Your objective ▸
Every line of the data that contains the string "草稿纸和答题卡上的非答题区域均无效" must be copied.
* * * *
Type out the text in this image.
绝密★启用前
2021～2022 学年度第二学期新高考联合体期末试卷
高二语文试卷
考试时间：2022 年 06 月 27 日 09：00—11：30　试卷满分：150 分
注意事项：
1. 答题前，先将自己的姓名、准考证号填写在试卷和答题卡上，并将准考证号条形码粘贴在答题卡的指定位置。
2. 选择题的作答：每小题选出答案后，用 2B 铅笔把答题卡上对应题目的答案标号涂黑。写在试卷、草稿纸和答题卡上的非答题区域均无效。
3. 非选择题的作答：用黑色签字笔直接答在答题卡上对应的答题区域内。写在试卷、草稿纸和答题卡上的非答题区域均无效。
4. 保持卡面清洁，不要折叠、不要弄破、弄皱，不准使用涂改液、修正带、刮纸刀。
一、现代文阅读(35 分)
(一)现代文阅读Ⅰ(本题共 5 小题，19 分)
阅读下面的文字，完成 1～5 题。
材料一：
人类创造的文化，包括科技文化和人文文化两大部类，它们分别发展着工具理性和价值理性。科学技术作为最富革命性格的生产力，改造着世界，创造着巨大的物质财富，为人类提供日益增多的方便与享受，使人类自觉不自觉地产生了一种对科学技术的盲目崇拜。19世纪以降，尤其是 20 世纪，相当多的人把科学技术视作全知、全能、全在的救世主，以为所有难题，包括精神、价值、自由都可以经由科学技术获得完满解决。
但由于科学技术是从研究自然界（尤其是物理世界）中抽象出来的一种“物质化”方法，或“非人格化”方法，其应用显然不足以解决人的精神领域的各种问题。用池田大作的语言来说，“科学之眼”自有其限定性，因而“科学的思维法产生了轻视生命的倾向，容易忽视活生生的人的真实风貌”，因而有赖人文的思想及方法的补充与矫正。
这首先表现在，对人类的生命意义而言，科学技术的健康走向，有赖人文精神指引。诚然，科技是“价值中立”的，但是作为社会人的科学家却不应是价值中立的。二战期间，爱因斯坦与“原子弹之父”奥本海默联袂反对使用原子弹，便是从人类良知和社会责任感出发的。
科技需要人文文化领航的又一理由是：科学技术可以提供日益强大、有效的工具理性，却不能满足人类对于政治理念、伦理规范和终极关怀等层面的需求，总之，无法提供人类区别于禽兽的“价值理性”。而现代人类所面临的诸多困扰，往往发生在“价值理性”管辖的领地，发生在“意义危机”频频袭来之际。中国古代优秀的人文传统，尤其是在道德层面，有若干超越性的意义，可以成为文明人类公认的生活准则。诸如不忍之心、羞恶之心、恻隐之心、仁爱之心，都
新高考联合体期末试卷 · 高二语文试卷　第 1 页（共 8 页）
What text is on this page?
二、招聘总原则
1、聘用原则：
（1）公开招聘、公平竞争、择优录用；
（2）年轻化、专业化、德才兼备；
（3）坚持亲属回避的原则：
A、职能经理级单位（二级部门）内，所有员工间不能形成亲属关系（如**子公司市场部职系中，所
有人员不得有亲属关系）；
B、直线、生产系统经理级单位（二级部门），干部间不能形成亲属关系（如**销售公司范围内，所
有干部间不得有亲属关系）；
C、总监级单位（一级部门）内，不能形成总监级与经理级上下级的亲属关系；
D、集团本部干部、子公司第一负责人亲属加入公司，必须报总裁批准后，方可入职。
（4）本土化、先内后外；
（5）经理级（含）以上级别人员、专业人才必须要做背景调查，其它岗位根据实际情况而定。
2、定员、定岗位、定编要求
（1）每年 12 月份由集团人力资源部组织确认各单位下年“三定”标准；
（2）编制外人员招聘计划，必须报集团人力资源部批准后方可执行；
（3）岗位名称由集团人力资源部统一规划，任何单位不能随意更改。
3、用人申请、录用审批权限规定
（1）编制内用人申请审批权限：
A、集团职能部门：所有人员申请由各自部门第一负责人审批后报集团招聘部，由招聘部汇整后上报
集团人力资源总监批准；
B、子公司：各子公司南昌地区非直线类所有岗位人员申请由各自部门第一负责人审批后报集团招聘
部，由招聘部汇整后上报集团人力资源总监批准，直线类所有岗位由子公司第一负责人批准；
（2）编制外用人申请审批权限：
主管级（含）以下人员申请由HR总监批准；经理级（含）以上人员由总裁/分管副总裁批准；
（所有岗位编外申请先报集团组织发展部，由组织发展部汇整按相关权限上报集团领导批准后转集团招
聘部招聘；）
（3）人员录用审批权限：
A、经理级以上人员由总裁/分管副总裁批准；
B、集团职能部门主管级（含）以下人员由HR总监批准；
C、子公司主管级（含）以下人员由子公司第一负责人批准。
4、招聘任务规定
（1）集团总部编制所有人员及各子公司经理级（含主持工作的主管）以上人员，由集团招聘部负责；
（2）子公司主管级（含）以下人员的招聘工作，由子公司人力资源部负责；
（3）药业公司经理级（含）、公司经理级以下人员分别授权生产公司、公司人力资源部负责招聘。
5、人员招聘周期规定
* * * *
Answer in full ▸
2. 选择题的作答：每小题选出答案后，用 2B 铅笔把答题卡上对应题目的答案标号涂黑。写在试卷、草稿纸和答题卡上的非答题区域均无效。
3. 非选择题的作答：用黑色签字笔直接答在答题卡上对应的答题区域内。写在试卷、草稿纸和答题卡上的非答题区域均无效。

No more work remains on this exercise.